> Trecho:
##############################
Se o empreendimento é de grande porte, a tendência é de que os covenants sejam menos restritivos, dado o afluxo financeiro mais previsível do tomador do empréstimo; com o de pequeno porte a lógica é invertida: uma vez existente grande imprevisibilidade quanto à capacidade de honrar a dívida, tende-se a impor maiores restrições ao devedor.

Já se o setor econômico em que atua o tomador é promissor e apresenta boas perspectivas, os investidores tendem a ver com bons olhos aquele projeto e prever uma maior receita, impondo restrições menores.

O ideal é que o contrato contenha estes indicadores contábeis bem definidos para determinar, por exemplo, a partir de que ponto a realização de uma operação comercial passa a afetar a capacidade econômico/financeira da empresa de pagar a dívida.

Isto porque, caso estes parâmetros não estejam bem definidos, a capacidade financeira do devedor ficará sujeita a uma avaliação subjetiva do agente financiador, o que pode dar ensejo a arbitrariedades e alegações de descumprimento quando na verdade a empresa ainda possui reserva de capital plenamente capaz de fazer frente à dívida.

É evidente, portanto, que uma limitação contábil que não esteja embasada em parâmetros objetivos fere o dever de transparência, o qual é subjacente à boa-fé contratual objetiva, dando cabimento à discussão judicial sobre sua aplicabilidade.
##############################
> Tarefas do exercício:
1. Indique se cada afirmação concorda com o trecho sobre covenants, respondendo sim ou não e citando as palavras decisivas do trecho: (a) em empreendimentos de grande porte, os covenants tendem a ser menos restritivos; (b) quando o setor do tomador é promissor, os investidores tendem a impor restrições maiores; (c) parâmetros mal definidos deixam a capacidade financeira do devedor sujeita à avaliação subjetiva do agente financiador.
2. Reproduza o trecho sobre covenants, tudo o que vai de "Isto porque, caso" até "sobre sua aplicabilidade.".
Os registros abaixo provêm de outra fonte.
##############################
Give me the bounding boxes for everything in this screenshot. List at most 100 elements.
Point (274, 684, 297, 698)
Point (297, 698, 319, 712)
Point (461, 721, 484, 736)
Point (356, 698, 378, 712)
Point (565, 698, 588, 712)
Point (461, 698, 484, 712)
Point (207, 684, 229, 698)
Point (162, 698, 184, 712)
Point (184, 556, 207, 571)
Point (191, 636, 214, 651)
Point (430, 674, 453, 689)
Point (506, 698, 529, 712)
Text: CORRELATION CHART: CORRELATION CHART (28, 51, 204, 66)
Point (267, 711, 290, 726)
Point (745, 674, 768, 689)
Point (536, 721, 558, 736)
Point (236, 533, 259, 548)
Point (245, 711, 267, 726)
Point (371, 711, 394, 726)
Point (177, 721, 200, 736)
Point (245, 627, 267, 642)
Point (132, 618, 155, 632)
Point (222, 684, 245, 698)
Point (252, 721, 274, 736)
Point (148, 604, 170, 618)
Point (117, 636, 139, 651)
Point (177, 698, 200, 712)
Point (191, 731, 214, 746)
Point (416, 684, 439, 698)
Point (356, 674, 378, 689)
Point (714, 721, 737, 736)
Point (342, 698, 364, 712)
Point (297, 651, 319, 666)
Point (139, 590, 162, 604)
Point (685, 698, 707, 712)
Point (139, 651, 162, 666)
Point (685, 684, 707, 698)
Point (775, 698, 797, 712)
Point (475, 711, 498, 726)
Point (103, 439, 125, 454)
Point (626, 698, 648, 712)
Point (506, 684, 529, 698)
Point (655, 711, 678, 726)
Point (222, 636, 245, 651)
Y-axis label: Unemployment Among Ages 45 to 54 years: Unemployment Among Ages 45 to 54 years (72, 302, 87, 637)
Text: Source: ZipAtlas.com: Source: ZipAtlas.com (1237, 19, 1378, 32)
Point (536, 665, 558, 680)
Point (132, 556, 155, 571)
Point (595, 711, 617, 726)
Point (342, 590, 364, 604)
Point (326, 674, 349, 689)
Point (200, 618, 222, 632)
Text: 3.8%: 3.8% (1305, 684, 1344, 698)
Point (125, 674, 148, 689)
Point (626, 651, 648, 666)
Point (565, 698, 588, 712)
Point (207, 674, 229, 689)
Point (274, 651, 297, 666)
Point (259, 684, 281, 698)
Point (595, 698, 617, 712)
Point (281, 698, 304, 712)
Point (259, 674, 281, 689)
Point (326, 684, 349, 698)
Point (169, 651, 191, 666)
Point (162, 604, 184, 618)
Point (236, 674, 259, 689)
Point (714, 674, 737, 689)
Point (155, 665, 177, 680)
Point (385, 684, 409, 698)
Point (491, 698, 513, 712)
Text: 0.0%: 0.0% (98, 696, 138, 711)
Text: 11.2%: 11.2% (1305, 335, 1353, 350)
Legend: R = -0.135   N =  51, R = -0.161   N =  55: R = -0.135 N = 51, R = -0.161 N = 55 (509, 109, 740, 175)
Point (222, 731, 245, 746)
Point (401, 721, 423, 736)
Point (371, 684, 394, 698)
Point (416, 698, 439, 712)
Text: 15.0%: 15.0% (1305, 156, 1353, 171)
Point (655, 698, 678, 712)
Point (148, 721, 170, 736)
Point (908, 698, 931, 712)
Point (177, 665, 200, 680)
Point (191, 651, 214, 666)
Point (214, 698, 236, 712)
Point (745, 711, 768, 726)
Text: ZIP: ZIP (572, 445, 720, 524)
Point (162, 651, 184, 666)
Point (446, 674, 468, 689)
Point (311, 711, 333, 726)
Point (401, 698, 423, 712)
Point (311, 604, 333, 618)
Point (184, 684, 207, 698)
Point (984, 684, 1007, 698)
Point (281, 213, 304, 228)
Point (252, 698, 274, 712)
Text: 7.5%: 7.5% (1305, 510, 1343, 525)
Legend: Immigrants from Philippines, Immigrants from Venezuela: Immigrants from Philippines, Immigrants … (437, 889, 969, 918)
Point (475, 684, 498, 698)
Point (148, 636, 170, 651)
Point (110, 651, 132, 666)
##############################
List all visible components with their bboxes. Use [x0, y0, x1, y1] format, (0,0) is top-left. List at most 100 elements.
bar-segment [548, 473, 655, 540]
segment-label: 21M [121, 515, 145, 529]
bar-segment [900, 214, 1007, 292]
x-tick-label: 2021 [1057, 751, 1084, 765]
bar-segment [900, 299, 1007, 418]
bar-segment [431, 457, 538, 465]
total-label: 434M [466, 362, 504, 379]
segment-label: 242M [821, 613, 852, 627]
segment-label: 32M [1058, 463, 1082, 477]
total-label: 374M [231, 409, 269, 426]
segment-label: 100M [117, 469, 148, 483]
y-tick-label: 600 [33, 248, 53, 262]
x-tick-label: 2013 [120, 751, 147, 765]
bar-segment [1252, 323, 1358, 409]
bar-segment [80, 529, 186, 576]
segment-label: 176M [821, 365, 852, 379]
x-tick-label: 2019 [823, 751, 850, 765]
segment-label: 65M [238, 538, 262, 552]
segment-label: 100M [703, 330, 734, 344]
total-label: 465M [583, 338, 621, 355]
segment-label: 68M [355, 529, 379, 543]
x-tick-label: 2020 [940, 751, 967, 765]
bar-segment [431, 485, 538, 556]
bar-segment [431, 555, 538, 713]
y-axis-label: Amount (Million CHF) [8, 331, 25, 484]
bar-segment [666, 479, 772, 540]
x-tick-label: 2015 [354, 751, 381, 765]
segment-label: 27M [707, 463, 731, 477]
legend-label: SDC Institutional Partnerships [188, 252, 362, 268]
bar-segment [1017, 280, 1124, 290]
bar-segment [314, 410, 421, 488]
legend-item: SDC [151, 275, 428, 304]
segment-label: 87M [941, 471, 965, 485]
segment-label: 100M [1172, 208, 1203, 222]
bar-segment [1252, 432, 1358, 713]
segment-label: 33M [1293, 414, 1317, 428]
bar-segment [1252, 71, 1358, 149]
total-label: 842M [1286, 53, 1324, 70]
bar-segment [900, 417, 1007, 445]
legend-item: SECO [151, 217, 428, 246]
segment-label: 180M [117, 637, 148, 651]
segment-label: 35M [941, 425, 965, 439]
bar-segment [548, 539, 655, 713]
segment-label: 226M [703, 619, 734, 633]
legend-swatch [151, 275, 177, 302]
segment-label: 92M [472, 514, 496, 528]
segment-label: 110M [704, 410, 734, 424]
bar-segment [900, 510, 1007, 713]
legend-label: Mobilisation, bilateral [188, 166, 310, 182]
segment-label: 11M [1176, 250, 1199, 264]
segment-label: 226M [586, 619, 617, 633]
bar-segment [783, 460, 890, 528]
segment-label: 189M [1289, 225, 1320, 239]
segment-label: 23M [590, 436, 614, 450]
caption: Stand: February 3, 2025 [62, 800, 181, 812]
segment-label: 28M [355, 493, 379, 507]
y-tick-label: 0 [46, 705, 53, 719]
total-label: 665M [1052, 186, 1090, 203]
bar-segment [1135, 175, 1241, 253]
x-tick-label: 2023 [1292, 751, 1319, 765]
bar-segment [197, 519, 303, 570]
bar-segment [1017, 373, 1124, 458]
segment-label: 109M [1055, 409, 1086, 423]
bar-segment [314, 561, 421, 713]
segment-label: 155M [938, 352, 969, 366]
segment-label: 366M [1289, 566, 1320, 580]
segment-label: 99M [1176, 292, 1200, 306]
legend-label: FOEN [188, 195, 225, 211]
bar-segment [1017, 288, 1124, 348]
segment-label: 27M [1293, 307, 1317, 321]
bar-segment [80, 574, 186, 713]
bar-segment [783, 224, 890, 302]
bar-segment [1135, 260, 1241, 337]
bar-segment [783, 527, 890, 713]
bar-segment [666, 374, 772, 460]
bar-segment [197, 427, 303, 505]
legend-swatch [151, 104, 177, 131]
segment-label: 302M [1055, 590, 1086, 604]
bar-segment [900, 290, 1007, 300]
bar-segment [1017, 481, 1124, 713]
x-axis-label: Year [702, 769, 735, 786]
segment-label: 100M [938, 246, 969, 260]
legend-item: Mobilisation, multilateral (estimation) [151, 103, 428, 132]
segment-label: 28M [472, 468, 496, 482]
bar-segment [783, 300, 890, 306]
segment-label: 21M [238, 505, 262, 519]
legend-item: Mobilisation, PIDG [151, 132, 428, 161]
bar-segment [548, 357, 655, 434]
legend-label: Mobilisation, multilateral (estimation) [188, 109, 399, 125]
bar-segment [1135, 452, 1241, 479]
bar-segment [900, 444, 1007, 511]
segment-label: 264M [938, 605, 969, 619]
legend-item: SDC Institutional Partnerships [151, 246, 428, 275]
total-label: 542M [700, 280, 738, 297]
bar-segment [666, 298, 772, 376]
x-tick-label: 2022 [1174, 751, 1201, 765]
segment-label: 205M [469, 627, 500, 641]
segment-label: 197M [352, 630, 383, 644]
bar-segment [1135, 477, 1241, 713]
##############################
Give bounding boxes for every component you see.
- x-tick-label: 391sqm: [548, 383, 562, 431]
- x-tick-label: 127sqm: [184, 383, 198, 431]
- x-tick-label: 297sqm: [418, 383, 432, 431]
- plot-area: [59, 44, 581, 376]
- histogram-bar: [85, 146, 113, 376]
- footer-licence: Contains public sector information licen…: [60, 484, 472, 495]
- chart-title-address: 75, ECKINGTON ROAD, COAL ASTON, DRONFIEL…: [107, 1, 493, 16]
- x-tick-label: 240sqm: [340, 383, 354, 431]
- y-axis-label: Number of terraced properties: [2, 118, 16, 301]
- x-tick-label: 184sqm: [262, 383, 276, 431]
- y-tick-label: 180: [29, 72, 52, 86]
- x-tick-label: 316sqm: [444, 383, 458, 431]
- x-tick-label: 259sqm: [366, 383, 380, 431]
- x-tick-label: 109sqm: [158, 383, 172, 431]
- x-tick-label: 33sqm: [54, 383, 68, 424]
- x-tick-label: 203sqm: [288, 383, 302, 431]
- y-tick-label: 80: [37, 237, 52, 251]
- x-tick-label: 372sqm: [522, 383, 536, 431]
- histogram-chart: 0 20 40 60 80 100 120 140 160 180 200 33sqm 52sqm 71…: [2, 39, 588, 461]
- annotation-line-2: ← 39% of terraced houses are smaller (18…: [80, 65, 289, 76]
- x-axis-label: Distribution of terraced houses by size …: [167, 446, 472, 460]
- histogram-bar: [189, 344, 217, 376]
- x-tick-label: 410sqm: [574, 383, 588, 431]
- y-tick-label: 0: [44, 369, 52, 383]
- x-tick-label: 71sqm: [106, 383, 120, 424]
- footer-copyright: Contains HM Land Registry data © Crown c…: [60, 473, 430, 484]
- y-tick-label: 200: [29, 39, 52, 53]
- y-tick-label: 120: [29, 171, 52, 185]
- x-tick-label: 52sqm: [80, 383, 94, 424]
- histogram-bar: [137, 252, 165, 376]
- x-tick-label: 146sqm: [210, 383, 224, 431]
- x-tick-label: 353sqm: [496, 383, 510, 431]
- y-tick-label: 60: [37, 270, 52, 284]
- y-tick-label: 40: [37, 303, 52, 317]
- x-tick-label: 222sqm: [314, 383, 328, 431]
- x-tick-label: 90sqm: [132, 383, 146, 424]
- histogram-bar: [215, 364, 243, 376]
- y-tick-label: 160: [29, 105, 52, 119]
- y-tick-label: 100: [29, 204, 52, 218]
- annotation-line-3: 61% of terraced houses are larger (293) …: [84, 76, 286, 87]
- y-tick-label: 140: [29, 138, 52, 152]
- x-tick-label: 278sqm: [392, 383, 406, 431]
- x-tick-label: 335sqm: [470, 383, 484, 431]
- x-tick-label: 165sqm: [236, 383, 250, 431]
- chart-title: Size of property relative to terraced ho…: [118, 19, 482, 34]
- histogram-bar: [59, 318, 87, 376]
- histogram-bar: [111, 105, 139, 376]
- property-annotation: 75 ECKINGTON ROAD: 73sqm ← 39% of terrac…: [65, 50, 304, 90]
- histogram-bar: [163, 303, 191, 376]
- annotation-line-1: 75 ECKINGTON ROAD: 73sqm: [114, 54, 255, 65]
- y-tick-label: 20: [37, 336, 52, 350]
##############################
> Respostas do exercício:
1.
(a) Sim: "a tendência é de que os covenants sejam menos restritivos".
(b) Não: "impondo restrições menores".
(c) Sim: "a capacidade financeira do devedor ficará sujeita a uma avaliação subjetiva do agente financiador".

2.
Isto porque, caso estes parâmetros não estejam bem definidos, a capacidade financeira do devedor ficará sujeita a uma avaliação subjetiva do agente financiador, o que pode dar ensejo a arbitrariedades e alegações de descumprimento quando na verdade a empresa ainda possui reserva de capital plenamente capaz de fazer frente à dívida.

É evidente, portanto, que uma limitação contábil que não esteja embasada em parâmetros objetivos fere o dever de transparência, o qual é subjacente à boa-fé contratual objetiva, dando cabimento à discussão judicial sobre sua aplicabilidade.